— START DATASET —

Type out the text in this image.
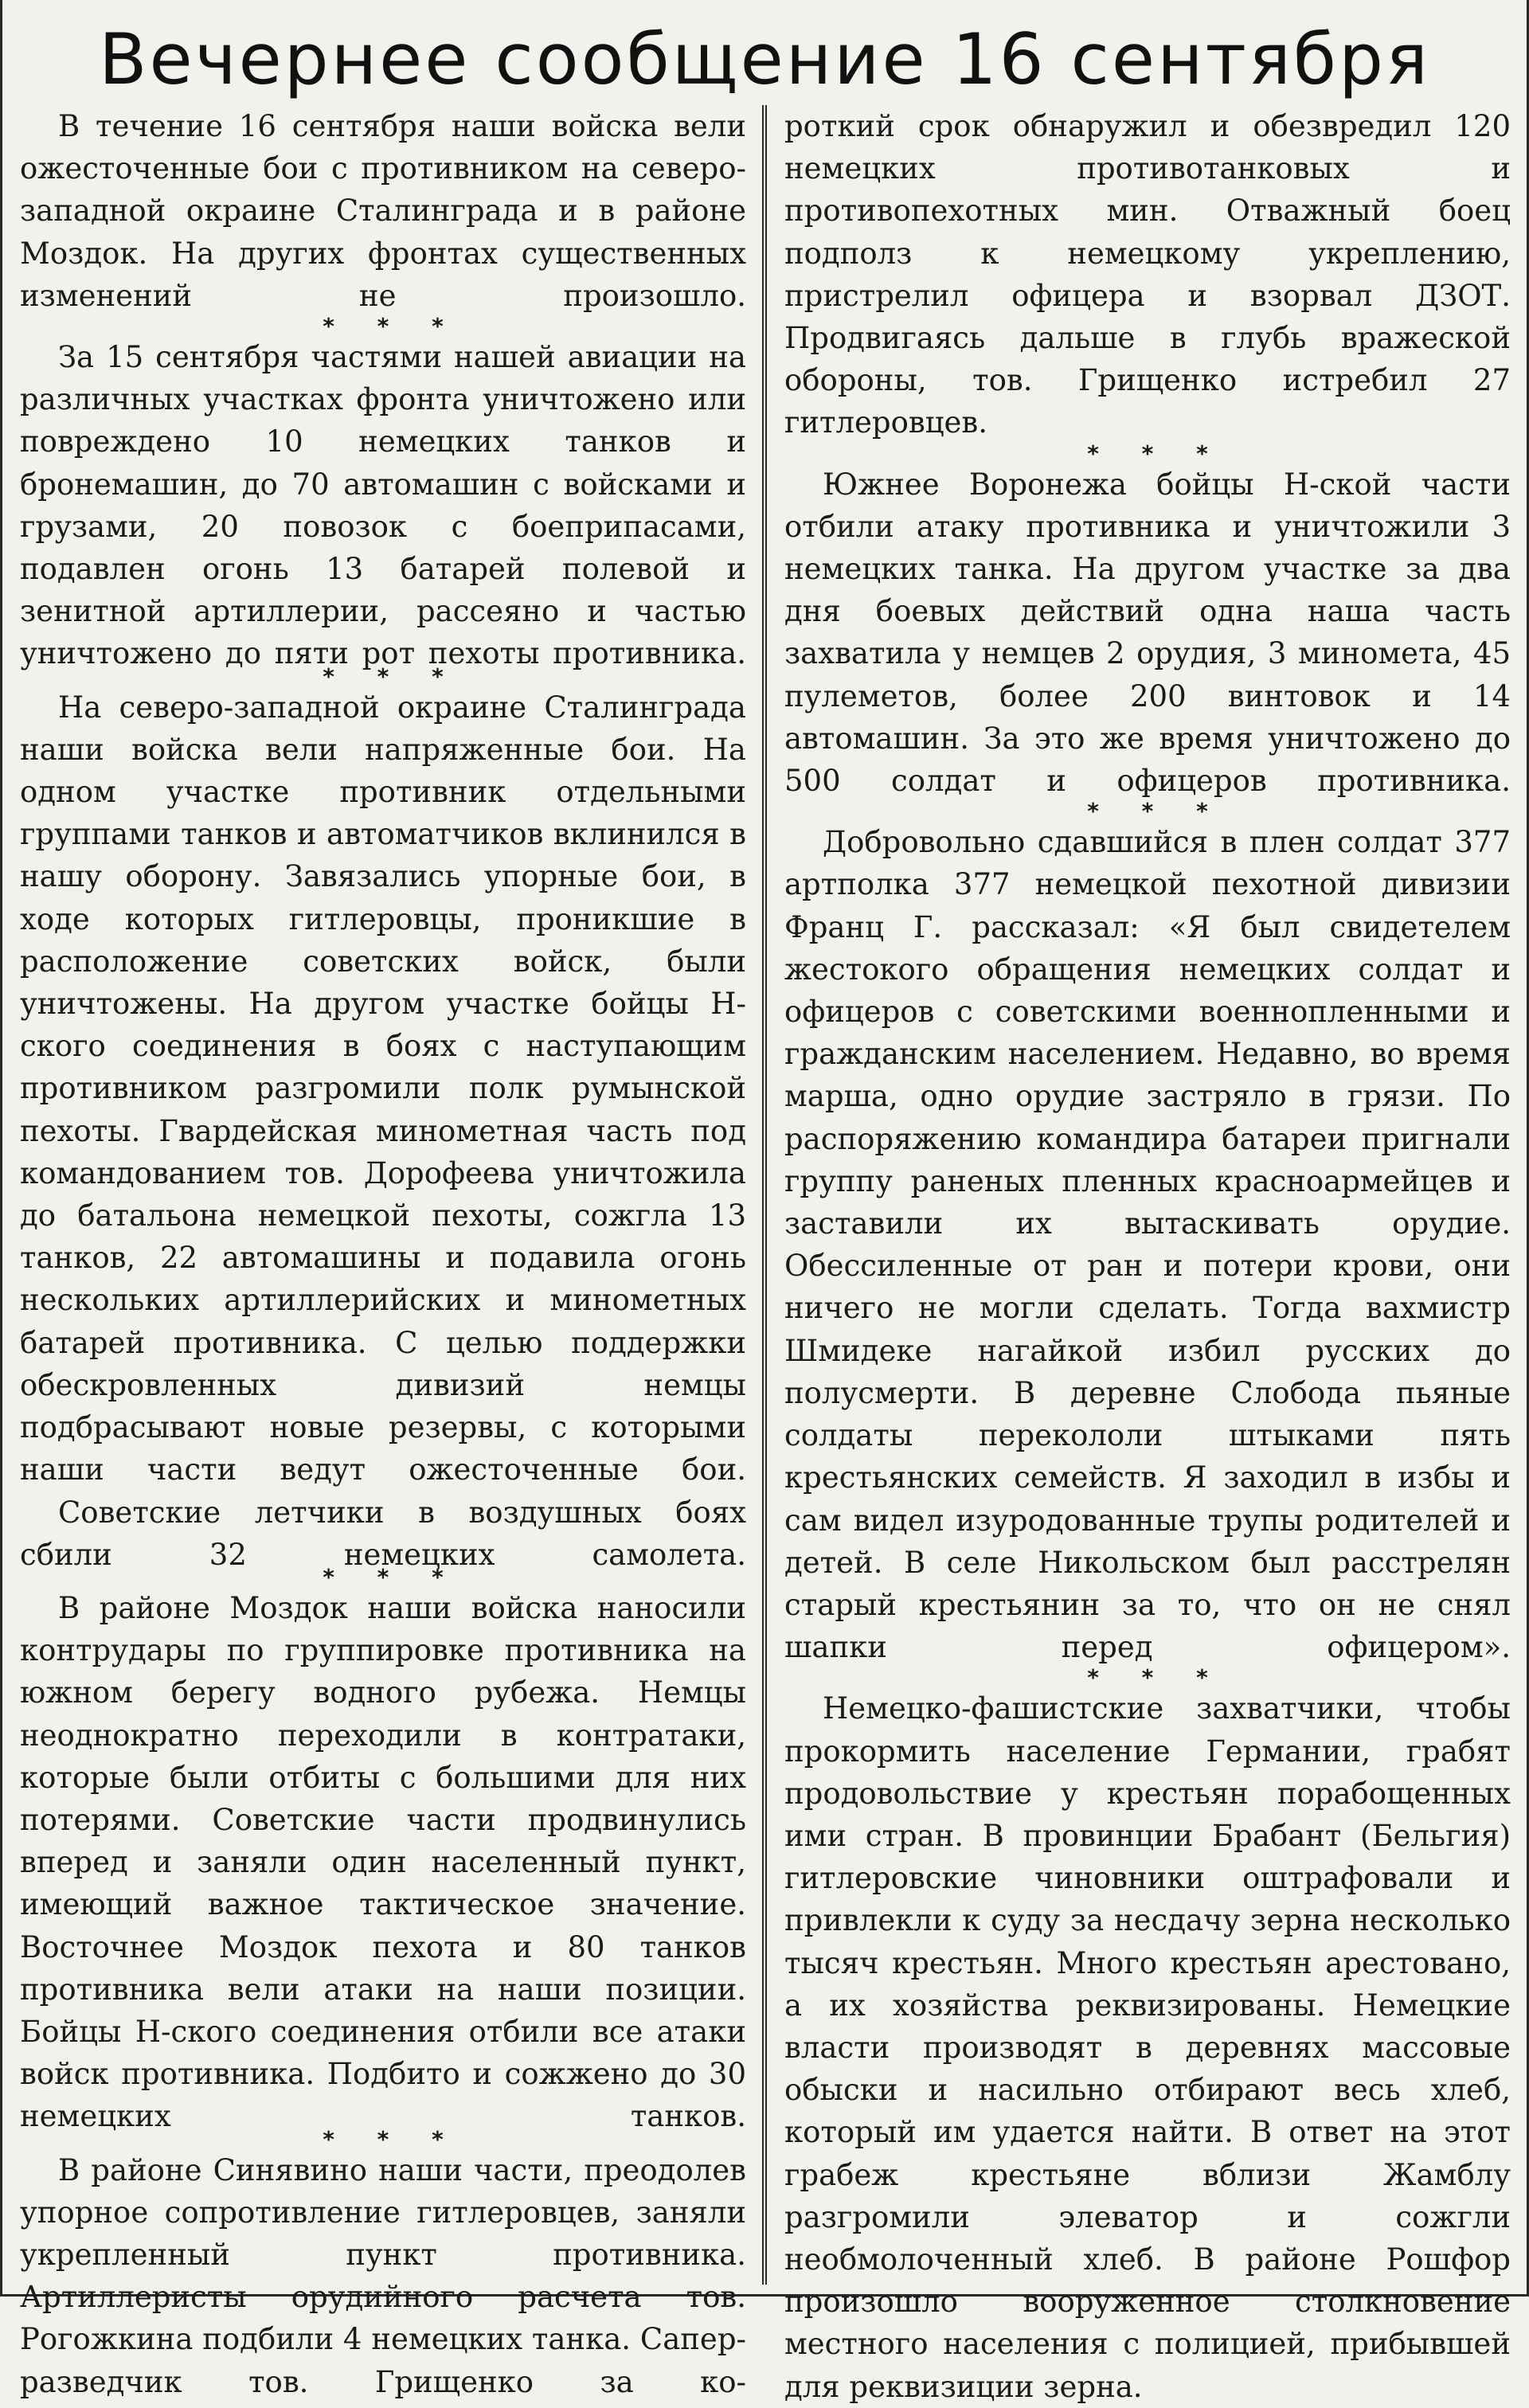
Вечернее сообщение 16 сентября

В течение 16 сентября наши войска вели ожесточенные бои с противником на северо-западной окраине Сталинграда и в районе Моздок. На других фронтах существенных изменений не произошло.

* * *

За 15 сентября частями нашей авиации на различных участках фронта уничтожено или повреждено 10 немецких танков и бронемашин, до 70 автомашин с войсками и грузами, 20 повозок с боеприпасами, подавлен огонь 13 батарей полевой и зенитной артиллерии, рассеяно и частью уничтожено до пяти рот пехоты противника.

* * *

На северо-западной окраине Сталинграда наши войска вели напряженные бои. На одном участке противник отдельными группами танков и автоматчиков вклинился в нашу оборону. Завязались упорные бои, в ходе которых гитлеровцы, проникшие в расположение советских войск, были уничтожены. На другом участке бойцы Н-ского соединения в боях с наступающим противником разгромили полк румынской пехоты. Гвардейская минометная часть под командованием тов. Дорофеева уничтожила до батальона немецкой пехоты, сожгла 13 танков, 22 автомашины и подавила огонь нескольких артиллерийских и минометных батарей противника. С целью поддержки обескровленных дивизий немцы подбрасывают новые резервы, с которыми наши части ведут ожесточенные бои.

Советские летчики в воздушных боях сбили 32 немецких самолета.

* * *

В районе Моздок наши войска наносили контрудары по группировке противника на южном берегу водного рубежа. Немцы неоднократно переходили в контратаки, которые были отбиты с большими для них потерями. Советские части продвинулись вперед и заняли один населенный пункт, имеющий важное тактическое значение. Восточнее Моздок пехота и 80 танков противника вели атаки на наши позиции. Бойцы Н-ского соединения отбили все атаки войск противника. Подбито и сожжено до 30 немецких танков.

* * *

В районе Синявино наши части, преодолев упорное сопротивление гитлеровцев, заняли укрепленный пункт противника. Артиллеристы орудийного расчета тов. Рогожкина подбили 4 немецких танка. Сапер-разведчик тов. Грищенко за ко-

роткий срок обнаружил и обезвредил 120 немецких противотанковых и противопехотных мин. Отважный боец подполз к немецкому укреплению, пристрелил офицера и взорвал ДЗОТ. Продвигаясь дальше в глубь вражеской обороны, тов. Грищенко истребил 27 гитлеровцев.

* * *

Южнее Воронежа бойцы Н-ской части отбили атаку противника и уничтожили 3 немецких танка. На другом участке за два дня боевых действий одна наша часть захватила у немцев 2 орудия, 3 миномета, 45 пулеметов, более 200 винтовок и 14 автомашин. За это же время уничтожено до 500 солдат и офицеров противника.

* * *

Добровольно сдавшийся в плен солдат 377 артполка 377 немецкой пехотной дивизии Франц Г. рассказал: «Я был свидетелем жестокого обращения немецких солдат и офицеров с советскими военнопленными и гражданским населением. Недавно, во время марша, одно орудие застряло в грязи. По распоряжению командира батареи пригнали группу раненых пленных красноармейцев и заставили их вытаскивать орудие. Обессиленные от ран и потери крови, они ничего не могли сделать. Тогда вахмистр Шмидеке нагайкой избил русских до полусмерти. В деревне Слобода пьяные солдаты перекололи штыками пять крестьянских семейств. Я заходил в избы и сам видел изуродованные трупы родителей и детей. В селе Никольском был расстрелян старый крестьянин за то, что он не снял шапки перед офицером».

* * *

Немецко-фашистские захватчики, чтобы прокормить население Германии, грабят продовольствие у крестьян порабощенных ими стран. В провинции Брабант (Бельгия) гитлеровские чиновники оштрафовали и привлекли к суду за несдачу зерна несколько тысяч крестьян. Много крестьян арестовано, а их хозяйства реквизированы. Немецкие власти производят в деревнях массовые обыски и насильно отбирают весь хлеб, который им удается найти. В ответ на этот грабеж крестьяне вблизи Жамблу разгромили элеватор и сожгли необмолоченный хлеб. В районе Рошфор произошло вооруженное столкновение местного населения с полицией, прибывшей для реквизиции зерна.
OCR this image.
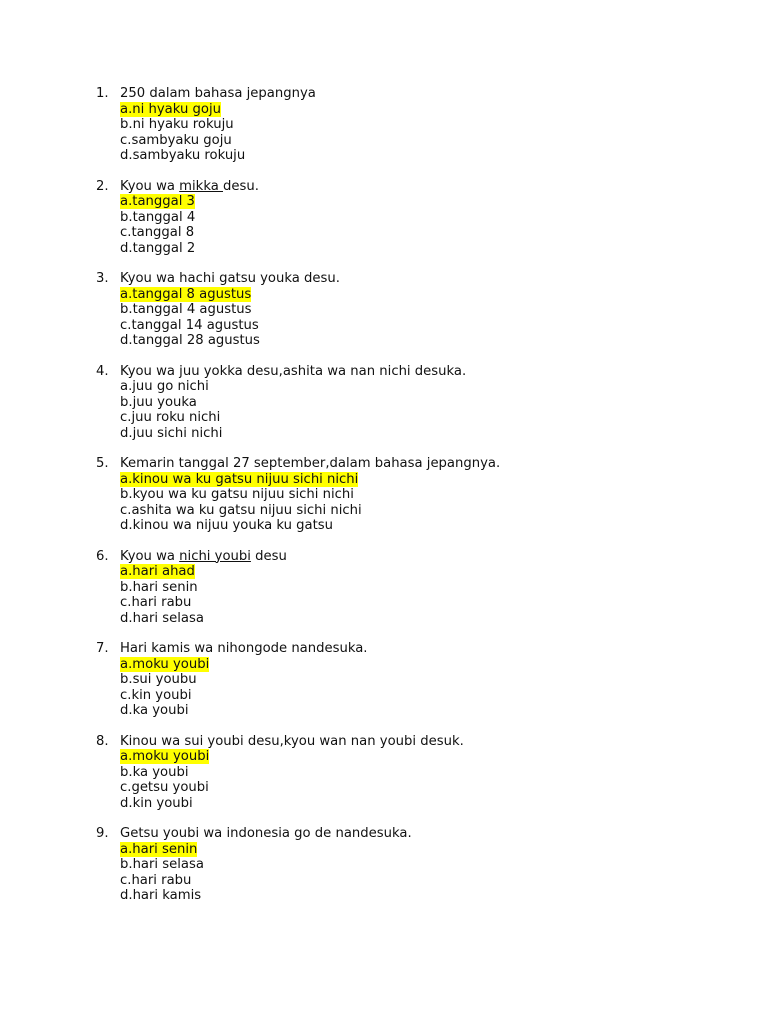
1. 250 dalam bahasa jepangnya
a.ni hyaku goju
b.ni hyaku rokuju
c.sambyaku goju
d.sambyaku rokuju
2. Kyou wa mikka desu.
a.tanggal 3
b.tanggal 4
c.tanggal 8
d.tanggal 2
3. Kyou wa hachi gatsu youka desu.
a.tanggal 8 agustus
b.tanggal 4 agustus
c.tanggal 14 agustus
d.tanggal 28 agustus
4. Kyou wa juu yokka desu,ashita wa nan nichi desuka.
a.juu go nichi
b.juu youka
c.juu roku nichi
d.juu sichi nichi
5. Kemarin tanggal 27 september,dalam bahasa jepangnya.
a.kinou wa ku gatsu nijuu sichi nichi
b.kyou wa ku gatsu nijuu sichi nichi
c.ashita wa ku gatsu nijuu sichi nichi
d.kinou wa nijuu youka ku gatsu
6. Kyou wa nichi youbi desu
a.hari ahad
b.hari senin
c.hari rabu
d.hari selasa
7. Hari kamis wa nihongode nandesuka.
a.moku youbi
b.sui youbu
c.kin youbi
d.ka youbi
8. Kinou wa sui youbi desu,kyou wan nan youbi desuk.
a.moku youbi
b.ka youbi
c.getsu youbi
d.kin youbi
9. Getsu youbi wa indonesia go de nandesuka.
a.hari senin
b.hari selasa
c.hari rabu
d.hari kamis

— END DATASET —

» **EXERCISE DETAILS**
Write out, exactly, each line from the one containing "OCR this image." down to the final line of the data above. Both of those lines count, and the pictures are left out.

» **FULL OUTPUT**
OCR this image.
1. 250 dalam bahasa jepangnya
a.ni hyaku goju
b.ni hyaku rokuju
c.sambyaku goju
d.sambyaku rokuju
2. Kyou wa mikka desu.
a.tanggal 3
b.tanggal 4
c.tanggal 8
d.tanggal 2
3. Kyou wa hachi gatsu youka desu.
a.tanggal 8 agustus
b.tanggal 4 agustus
c.tanggal 14 agustus
d.tanggal 28 agustus
4. Kyou wa juu yokka desu,ashita wa nan nichi desuka.
a.juu go nichi
b.juu youka
c.juu roku nichi
d.juu sichi nichi
5. Kemarin tanggal 27 september,dalam bahasa jepangnya.
a.kinou wa ku gatsu nijuu sichi nichi
b.kyou wa ku gatsu nijuu sichi nichi
c.ashita wa ku gatsu nijuu sichi nichi
d.kinou wa nijuu youka ku gatsu
6. Kyou wa nichi youbi desu
a.hari ahad
b.hari senin
c.hari rabu
d.hari selasa
7. Hari kamis wa nihongode nandesuka.
a.moku youbi
b.sui youbu
c.kin youbi
d.ka youbi
8. Kinou wa sui youbi desu,kyou wan nan youbi desuk.
a.moku youbi
b.ka youbi
c.getsu youbi
d.kin youbi
9. Getsu youbi wa indonesia go de nandesuka.
a.hari senin
b.hari selasa
c.hari rabu
d.hari kamis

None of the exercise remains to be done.